═══ Document passage
Abstract Wikipedia/Function Evaluation for Wikifunctions

From Meta, a Wikimedia project coordination wiki

This document describes the three repositories involved in function evaluation for Wikifunctions. It calls for a function-schemata library repository, which will provide a language-agnostic representation of Abstract_Wikipedia/ZObjects along with hooks in all supported programming languages. Validation, testing, and interfaces for function-evaluator and function-orchestrator will all consult this single representation, allowing all supported languages to understand the same request/response formats. The function-evaluator and function-orchestrator repositories will depend on function-schemata. function-evaluator will provide a sandboxed service for code execution in every supported language. function-orchestrator, a user-facing service, will ingest requests for function execution and marshal all required resources, like WikiData entities, stored function implementations, etc.

function-schemata[edit]

Purpose[edit]

This repository will provide common validation code used by both function-orchestrator and function-evaluator. This validation will allow all supported languages to understand and operate on ZObjects in a universal JSON format.

The schemata in this repository have several uses. Some Wikifunctions functionality will need to be implemented in multiple programming languages; schemata can help test that these overlapping implementations honor the same API contract. Serialization, deserialization, validation, normalization, and canonicalization are all performed in (at least) the PHP WikiLambda extension and the function-orchestrator.

Similarly, the UI can avoid ad hoc heuristics for type inference, relying instead on schema validation. Both in testing and at runtime, a central source of truth allows us to dispense with incidental validation checks: if an object validates against the expected schema, it can safely be assumed that that object satisfies the API or function contract.
══════
## [The tasks]
1. Translate this sentence from the Wikifunctions function evaluation page into Spanish: "function-evaluator will provide a sandboxed service for code execution in every supported language."
2. Do these statements agree with the Wikifunctions function evaluation page? Answer yes or no for each, quoting the words that decide it.
(a) The function-evaluator and function-orchestrator repositories rely on function-schemata.
(b) The UI is meant to use ad hoc heuristics for type inference.
(c) function-evaluator is described as the user-facing service.
3. Carry on the Wikifunctions function evaluation page past its last sentence.
═══ Data supplied
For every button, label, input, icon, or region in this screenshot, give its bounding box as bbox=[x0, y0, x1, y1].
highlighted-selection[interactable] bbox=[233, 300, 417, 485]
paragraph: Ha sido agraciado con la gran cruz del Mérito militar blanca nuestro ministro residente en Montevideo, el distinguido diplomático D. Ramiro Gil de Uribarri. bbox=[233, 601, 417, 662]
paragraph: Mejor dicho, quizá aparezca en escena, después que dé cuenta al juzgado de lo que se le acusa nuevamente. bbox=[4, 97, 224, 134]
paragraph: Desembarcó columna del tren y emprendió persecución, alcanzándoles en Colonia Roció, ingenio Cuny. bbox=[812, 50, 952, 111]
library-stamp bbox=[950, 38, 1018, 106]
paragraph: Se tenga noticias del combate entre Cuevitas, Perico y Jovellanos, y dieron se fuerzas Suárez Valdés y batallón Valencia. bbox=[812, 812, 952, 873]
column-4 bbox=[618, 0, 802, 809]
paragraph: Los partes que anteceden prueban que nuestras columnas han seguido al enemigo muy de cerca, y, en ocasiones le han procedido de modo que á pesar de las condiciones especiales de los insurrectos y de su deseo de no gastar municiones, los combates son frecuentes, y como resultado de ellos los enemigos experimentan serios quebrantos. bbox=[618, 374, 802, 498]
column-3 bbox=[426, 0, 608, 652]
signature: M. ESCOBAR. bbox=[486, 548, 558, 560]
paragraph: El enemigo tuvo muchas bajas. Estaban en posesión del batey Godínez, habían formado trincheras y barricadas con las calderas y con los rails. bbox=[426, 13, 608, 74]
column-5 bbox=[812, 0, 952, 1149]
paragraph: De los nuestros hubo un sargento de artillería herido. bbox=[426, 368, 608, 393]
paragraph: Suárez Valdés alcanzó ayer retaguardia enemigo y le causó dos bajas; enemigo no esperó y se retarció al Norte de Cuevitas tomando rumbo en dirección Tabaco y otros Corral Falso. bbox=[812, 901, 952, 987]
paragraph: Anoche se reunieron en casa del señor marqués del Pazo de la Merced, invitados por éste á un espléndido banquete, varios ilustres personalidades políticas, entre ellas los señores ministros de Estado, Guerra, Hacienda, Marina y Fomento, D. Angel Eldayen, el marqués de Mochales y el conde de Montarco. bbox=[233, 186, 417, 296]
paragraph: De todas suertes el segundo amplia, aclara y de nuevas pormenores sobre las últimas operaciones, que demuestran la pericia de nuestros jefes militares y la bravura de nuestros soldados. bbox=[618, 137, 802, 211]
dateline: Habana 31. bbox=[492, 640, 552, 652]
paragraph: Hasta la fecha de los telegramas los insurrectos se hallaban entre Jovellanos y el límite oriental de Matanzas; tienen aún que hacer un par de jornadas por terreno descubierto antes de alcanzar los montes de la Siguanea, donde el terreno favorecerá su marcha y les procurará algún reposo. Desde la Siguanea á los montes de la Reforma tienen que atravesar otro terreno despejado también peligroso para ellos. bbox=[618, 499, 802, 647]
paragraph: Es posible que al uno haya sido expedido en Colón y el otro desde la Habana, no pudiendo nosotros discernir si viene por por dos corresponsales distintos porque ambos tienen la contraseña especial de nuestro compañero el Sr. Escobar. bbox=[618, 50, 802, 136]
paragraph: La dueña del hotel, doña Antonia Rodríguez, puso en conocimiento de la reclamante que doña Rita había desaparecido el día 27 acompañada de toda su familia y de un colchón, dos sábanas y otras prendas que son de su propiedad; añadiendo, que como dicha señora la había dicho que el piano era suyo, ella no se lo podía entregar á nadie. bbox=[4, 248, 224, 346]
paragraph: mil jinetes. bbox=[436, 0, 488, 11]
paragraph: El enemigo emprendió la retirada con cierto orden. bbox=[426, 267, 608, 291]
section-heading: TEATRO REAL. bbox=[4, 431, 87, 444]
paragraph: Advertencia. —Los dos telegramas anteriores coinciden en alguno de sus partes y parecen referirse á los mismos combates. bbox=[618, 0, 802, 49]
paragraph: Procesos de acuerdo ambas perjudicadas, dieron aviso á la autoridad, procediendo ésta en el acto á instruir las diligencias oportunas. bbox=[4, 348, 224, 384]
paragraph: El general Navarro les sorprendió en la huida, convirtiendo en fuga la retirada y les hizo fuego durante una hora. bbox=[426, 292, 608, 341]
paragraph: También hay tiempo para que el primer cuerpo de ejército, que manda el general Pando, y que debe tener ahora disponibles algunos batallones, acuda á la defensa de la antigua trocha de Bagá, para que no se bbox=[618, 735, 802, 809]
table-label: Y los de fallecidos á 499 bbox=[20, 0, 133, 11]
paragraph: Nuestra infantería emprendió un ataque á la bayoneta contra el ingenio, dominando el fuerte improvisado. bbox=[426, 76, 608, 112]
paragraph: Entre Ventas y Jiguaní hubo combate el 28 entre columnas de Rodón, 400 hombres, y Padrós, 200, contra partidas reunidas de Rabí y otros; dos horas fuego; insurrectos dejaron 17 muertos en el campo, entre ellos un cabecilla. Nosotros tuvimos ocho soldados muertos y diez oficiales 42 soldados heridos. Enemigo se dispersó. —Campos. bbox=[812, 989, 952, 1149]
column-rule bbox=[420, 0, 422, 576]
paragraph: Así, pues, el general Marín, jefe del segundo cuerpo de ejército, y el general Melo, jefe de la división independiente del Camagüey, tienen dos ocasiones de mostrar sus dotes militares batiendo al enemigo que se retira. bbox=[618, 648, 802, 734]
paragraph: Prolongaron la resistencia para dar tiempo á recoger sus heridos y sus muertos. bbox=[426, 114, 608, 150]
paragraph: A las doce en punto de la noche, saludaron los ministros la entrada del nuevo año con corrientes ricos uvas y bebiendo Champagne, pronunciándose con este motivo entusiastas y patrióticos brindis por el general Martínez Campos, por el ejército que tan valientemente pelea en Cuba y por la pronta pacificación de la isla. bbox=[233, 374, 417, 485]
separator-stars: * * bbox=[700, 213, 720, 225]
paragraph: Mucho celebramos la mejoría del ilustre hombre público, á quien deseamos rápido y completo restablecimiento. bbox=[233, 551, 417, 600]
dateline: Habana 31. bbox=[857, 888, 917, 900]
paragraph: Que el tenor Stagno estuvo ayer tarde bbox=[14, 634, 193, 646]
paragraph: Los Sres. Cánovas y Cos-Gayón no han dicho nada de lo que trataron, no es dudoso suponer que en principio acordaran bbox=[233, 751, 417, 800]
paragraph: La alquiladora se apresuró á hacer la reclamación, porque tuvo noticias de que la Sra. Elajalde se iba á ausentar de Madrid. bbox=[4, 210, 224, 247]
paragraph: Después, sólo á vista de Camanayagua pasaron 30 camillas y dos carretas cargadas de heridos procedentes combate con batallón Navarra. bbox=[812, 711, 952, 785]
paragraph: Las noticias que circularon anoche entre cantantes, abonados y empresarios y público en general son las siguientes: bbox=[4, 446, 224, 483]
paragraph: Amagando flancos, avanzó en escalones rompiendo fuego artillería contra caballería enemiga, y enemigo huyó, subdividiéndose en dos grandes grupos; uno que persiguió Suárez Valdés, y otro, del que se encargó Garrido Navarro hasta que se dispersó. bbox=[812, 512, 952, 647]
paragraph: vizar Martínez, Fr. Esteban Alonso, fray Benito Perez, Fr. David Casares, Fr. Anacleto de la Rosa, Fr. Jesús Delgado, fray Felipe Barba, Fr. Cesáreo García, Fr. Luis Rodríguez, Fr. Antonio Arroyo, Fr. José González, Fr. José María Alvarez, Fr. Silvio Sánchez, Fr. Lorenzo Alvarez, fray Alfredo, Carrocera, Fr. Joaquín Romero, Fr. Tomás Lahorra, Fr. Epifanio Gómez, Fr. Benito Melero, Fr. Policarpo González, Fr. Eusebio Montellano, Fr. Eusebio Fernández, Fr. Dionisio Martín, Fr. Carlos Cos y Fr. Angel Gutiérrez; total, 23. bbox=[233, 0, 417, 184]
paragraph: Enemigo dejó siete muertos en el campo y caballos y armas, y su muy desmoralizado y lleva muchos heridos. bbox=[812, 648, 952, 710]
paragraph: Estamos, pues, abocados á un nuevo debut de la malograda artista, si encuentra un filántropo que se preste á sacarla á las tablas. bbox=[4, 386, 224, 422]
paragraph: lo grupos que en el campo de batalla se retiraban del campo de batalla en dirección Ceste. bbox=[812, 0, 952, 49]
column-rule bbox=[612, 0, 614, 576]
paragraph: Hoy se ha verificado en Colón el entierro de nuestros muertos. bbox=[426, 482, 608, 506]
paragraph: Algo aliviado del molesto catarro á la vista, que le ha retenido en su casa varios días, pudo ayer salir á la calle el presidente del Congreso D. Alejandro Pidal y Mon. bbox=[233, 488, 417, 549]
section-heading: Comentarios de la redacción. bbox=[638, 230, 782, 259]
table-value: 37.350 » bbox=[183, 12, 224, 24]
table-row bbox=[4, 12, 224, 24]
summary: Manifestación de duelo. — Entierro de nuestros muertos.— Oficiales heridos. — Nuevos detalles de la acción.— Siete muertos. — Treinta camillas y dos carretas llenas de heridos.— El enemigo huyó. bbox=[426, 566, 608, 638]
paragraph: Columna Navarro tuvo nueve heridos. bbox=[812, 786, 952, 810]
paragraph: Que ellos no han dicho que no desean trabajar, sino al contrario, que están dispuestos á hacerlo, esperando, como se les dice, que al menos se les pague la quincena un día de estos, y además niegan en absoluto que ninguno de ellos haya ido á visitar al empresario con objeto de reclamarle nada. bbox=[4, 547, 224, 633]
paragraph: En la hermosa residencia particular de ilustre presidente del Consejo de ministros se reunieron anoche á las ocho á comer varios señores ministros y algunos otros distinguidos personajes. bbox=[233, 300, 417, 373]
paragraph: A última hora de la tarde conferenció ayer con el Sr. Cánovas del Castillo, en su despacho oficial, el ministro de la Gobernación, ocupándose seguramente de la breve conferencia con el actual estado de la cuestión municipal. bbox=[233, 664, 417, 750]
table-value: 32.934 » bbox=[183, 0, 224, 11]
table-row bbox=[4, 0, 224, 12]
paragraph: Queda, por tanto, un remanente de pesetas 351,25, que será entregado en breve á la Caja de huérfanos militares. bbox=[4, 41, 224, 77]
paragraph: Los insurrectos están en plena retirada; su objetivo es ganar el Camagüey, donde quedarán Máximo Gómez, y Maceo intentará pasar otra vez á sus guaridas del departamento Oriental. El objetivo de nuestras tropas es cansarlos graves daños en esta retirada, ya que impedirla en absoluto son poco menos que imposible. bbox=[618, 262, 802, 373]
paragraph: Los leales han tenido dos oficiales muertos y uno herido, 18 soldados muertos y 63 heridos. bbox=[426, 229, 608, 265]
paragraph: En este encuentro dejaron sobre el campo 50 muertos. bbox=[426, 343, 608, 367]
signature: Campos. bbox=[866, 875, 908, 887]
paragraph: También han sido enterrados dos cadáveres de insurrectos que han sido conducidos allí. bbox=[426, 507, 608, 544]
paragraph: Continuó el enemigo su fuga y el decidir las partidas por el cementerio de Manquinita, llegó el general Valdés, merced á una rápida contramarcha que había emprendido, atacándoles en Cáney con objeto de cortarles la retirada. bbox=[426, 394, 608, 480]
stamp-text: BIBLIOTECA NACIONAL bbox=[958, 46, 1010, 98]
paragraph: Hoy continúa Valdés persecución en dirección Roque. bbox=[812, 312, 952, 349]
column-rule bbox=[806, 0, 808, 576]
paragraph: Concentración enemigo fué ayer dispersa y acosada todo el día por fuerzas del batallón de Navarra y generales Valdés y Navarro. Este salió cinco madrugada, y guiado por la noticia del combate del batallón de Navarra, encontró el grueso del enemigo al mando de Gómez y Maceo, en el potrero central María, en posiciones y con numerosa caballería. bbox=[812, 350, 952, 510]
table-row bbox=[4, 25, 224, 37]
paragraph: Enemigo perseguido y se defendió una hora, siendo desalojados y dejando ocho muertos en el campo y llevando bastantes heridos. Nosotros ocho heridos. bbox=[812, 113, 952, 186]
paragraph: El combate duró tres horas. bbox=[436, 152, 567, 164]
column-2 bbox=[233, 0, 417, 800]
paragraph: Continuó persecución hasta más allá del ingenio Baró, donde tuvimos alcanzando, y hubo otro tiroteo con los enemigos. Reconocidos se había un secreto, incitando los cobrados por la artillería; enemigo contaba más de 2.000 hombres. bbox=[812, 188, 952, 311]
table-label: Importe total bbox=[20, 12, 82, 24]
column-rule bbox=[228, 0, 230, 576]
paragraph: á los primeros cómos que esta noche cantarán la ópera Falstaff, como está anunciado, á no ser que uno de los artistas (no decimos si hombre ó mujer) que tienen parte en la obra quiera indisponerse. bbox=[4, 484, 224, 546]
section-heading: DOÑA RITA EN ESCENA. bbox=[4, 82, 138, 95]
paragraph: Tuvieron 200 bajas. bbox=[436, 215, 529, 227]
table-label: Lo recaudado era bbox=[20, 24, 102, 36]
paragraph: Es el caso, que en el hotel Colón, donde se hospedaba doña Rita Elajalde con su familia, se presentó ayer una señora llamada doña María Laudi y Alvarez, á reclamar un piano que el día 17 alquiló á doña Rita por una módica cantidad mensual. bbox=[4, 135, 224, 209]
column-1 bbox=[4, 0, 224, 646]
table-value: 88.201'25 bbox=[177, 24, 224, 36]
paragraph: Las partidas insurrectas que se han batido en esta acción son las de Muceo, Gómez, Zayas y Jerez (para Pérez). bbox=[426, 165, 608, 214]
══════
## [Task responses]
1. function-evaluator proporcionará un servicio aislado para la ejecución de código en cada lenguaje compatible.

2.
(a) Yes: "The function-evaluator and function-orchestrator repositories will depend on function-schemata."
(b) No: "the UI can avoid ad hoc heuristics for type inference, relying instead on schema validation."
(c) No: "function-orchestrator, a user-facing service, will ingest requests for function execution"

3.
Structure[edit]

The core of this repository, its beating heart, will be a set of .yaml files following the OpenAPI 3.0 specification. These files will describe the formats of various objects, e.g. function calls, canonicalized ZObjects, and normalized ZObjects. For example, the function evaluator call documented here can be described by an OpenAPI spec resembling this one. Note that many of the enum fields here are only partial. In particular, argument and return types are necessarily incomplete, being semi-open classes which will include community-defined types. We will eventually need a mechanism to keep these enums up to date.

This specification will allow for easy interoperability with Swagger UIs, which are already well-supported within MediaWiki services. The orchestrator and evaluator repositories' Swagger specification files can simply import the function schema spec. Additionally, the function schema spec will improve maintainability in the dependent orchestrator and evaluator repositories by formalizing the contract between these two services.

For each supported language, we will write (or find among reputable open-source repositories) an OpenAPI validator. The validators will be responsible for checking the syntactic and semantic correctness of requests and responses passed between the orchestrator and the evaluator.

In practice, validators will be initializable by ZID and expose a single method, "validate." Example JavaScript usage:

let factory = SchemaFactory.NORMAL();
let validatorForZ10 = factory.create('Z10');
// returns a Boolean; logs helpful messages if validation fails
validatorForZ10.validate(zobject);

Alternatives[edit]

The alternatives below have been discussed and rejected but are included for completeness.

We could instead use something like protocol buffers or Apache Thrift to maintain a language-agnostic representation of ZObject. This would reduce the amount of per-language code we need to write, since both of these formats natively support (among other things) JSON serialization.

However, because these two formats do not natively interoperate with OpenAPI, we would have to write a rather hairy piece of code that uses protocol buffer introspection/reflection to generate a .yaml specification if we want Swagger interfaces. Additionally, this route would introduce a very heavyweight dependency where such gravity is probably not called for.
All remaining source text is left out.